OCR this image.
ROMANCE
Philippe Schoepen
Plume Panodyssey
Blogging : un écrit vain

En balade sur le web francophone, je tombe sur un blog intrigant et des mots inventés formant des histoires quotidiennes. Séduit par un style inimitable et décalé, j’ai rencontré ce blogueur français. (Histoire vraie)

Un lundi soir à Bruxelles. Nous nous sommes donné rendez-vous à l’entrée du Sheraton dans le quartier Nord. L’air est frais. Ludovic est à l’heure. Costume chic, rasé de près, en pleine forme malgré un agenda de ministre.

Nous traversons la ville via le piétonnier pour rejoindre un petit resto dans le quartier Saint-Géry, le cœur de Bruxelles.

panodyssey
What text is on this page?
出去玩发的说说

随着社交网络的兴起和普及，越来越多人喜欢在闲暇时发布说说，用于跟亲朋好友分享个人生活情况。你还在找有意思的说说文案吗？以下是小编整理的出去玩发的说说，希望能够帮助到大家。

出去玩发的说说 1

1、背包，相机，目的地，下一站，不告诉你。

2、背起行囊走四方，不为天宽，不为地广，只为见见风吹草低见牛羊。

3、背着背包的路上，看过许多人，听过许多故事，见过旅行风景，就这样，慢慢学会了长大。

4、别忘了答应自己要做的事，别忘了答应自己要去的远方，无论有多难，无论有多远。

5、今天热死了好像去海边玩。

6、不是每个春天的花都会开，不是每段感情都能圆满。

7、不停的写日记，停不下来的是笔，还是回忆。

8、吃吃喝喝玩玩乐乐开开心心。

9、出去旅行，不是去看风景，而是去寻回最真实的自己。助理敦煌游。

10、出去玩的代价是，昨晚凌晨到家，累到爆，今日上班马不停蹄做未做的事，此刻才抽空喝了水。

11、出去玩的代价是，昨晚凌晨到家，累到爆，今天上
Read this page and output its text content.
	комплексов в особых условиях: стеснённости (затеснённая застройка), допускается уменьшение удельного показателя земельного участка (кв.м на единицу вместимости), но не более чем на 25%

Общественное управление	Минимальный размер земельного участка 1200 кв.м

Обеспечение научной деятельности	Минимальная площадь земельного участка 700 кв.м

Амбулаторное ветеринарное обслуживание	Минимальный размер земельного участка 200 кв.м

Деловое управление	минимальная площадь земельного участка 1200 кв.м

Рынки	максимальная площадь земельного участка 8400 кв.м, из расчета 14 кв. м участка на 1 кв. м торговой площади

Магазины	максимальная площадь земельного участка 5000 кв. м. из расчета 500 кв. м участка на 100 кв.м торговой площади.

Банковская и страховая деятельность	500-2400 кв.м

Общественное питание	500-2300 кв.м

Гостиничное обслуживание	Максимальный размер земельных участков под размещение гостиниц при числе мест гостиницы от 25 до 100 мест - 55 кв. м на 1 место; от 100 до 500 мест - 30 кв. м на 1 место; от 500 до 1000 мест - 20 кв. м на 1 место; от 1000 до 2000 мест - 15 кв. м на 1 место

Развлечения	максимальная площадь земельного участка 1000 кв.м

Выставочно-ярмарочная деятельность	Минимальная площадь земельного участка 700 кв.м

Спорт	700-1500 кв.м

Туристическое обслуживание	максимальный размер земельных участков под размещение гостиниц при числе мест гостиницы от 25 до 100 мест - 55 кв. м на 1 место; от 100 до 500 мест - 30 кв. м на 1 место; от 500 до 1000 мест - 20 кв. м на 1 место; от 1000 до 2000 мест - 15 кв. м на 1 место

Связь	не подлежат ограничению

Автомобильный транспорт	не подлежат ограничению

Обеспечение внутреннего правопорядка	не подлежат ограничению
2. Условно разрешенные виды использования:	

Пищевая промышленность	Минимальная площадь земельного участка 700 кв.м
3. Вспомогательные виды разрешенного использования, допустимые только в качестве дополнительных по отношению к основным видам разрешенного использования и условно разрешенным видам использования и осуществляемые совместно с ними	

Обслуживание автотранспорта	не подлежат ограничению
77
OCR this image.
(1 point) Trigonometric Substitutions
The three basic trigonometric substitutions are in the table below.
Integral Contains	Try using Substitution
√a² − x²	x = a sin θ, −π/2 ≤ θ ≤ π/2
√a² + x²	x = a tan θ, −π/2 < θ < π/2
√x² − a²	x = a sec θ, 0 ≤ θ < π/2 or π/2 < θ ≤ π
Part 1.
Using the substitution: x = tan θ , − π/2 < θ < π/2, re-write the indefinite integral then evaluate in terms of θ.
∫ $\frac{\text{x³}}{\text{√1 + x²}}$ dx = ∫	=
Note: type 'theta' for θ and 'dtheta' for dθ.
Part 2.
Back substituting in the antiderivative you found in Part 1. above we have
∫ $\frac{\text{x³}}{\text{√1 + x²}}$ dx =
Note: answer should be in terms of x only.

★ ★ ★ ★

■ Written problem
From the records above, extract every line exactly as it stands.

■ Correct answer
OCR this image.
ROMANCE
Philippe Schoepen
Plume Panodyssey
Blogging : un écrit vain

En balade sur le web francophone, je tombe sur un blog intrigant et des mots inventés formant des histoires quotidiennes. Séduit par un style inimitable et décalé, j’ai rencontré ce blogueur français. (Histoire vraie)

Un lundi soir à Bruxelles. Nous nous sommes donné rendez-vous à l’entrée du Sheraton dans le quartier Nord. L’air est frais. Ludovic est à l’heure. Costume chic, rasé de près, en pleine forme malgré un agenda de ministre.

Nous traversons la ville via le piétonnier pour rejoindre un petit resto dans le quartier Saint-Géry, le cœur de Bruxelles.

panodyssey
What text is on this page?
出去玩发的说说

随着社交网络的兴起和普及，越来越多人喜欢在闲暇时发布说说，用于跟亲朋好友分享个人生活情况。你还在找有意思的说说文案吗？以下是小编整理的出去玩发的说说，希望能够帮助到大家。

出去玩发的说说 1

1、背包，相机，目的地，下一站，不告诉你。

2、背起行囊走四方，不为天宽，不为地广，只为见见风吹草低见牛羊。

3、背着背包的路上，看过许多人，听过许多故事，见过旅行风景，就这样，慢慢学会了长大。

4、别忘了答应自己要做的事，别忘了答应自己要去的远方，无论有多难，无论有多远。

5、今天热死了好像去海边玩。

6、不是每个春天的花都会开，不是每段感情都能圆满。

7、不停的写日记，停不下来的是笔，还是回忆。

8、吃吃喝喝玩玩乐乐开开心心。

9、出去旅行，不是去看风景，而是去寻回最真实的自己。助理敦煌游。

10、出去玩的代价是，昨晚凌晨到家，累到爆，今日上班马不停蹄做未做的事，此刻才抽空喝了水。

11、出去玩的代价是，昨晚凌晨到家，累到爆，今天上
Read this page and output its text content.
	комплексов в особых условиях: стеснённости (затеснённая застройка), допускается уменьшение удельного показателя земельного участка (кв.м на единицу вместимости), но не более чем на 25%

Общественное управление	Минимальный размер земельного участка 1200 кв.м

Обеспечение научной деятельности	Минимальная площадь земельного участка 700 кв.м

Амбулаторное ветеринарное обслуживание	Минимальный размер земельного участка 200 кв.м

Деловое управление	минимальная площадь земельного участка 1200 кв.м

Рынки	максимальная площадь земельного участка 8400 кв.м, из расчета 14 кв. м участка на 1 кв. м торговой площади

Магазины	максимальная площадь земельного участка 5000 кв. м. из расчета 500 кв. м участка на 100 кв.м торговой площади.

Банковская и страховая деятельность	500-2400 кв.м

Общественное питание	500-2300 кв.м

Гостиничное обслуживание	Максимальный размер земельных участков под размещение гостиниц при числе мест гостиницы от 25 до 100 мест - 55 кв. м на 1 место; от 100 до 500 мест - 30 кв. м на 1 место; от 500 до 1000 мест - 20 кв. м на 1 место; от 1000 до 2000 мест - 15 кв. м на 1 место

Развлечения	максимальная площадь земельного участка 1000 кв.м

Выставочно-ярмарочная деятельность	Минимальная площадь земельного участка 700 кв.м

Спорт	700-1500 кв.м

Туристическое обслуживание	максимальный размер земельных участков под размещение гостиниц при числе мест гостиницы от 25 до 100 мест - 55 кв. м на 1 место; от 100 до 500 мест - 30 кв. м на 1 место; от 500 до 1000 мест - 20 кв. м на 1 место; от 1000 до 2000 мест - 15 кв. м на 1 место

Связь	не подлежат ограничению

Автомобильный транспорт	не подлежат ограничению

Обеспечение внутреннего правопорядка	не подлежат ограничению
2. Условно разрешенные виды использования:	

Пищевая промышленность	Минимальная площадь земельного участка 700 кв.м
3. Вспомогательные виды разрешенного использования, допустимые только в качестве дополнительных по отношению к основным видам разрешенного использования и условно разрешенным видам использования и осуществляемые совместно с ними	

Обслуживание автотранспорта	не подлежат ограничению
77
OCR this image.
(1 point) Trigonometric Substitutions
The three basic trigonometric substitutions are in the table below.
Integral Contains	Try using Substitution
√a² − x²	x = a sin θ, −π/2 ≤ θ ≤ π/2
√a² + x²	x = a tan θ, −π/2 < θ < π/2
√x² − a²	x = a sec θ, 0 ≤ θ < π/2 or π/2 < θ ≤ π
Part 1.
Using the substitution: x = tan θ , − π/2 < θ < π/2, re-write the indefinite integral then evaluate in terms of θ.
∫ $\frac{\text{x³}}{\text{√1 + x²}}$ dx = ∫	=
Note: type 'theta' for θ and 'dtheta' for dθ.
Part 2.
Back substituting in the antiderivative you found in Part 1. above we have
∫ $\frac{\text{x³}}{\text{√1 + x²}}$ dx =
Note: answer should be in terms of x only.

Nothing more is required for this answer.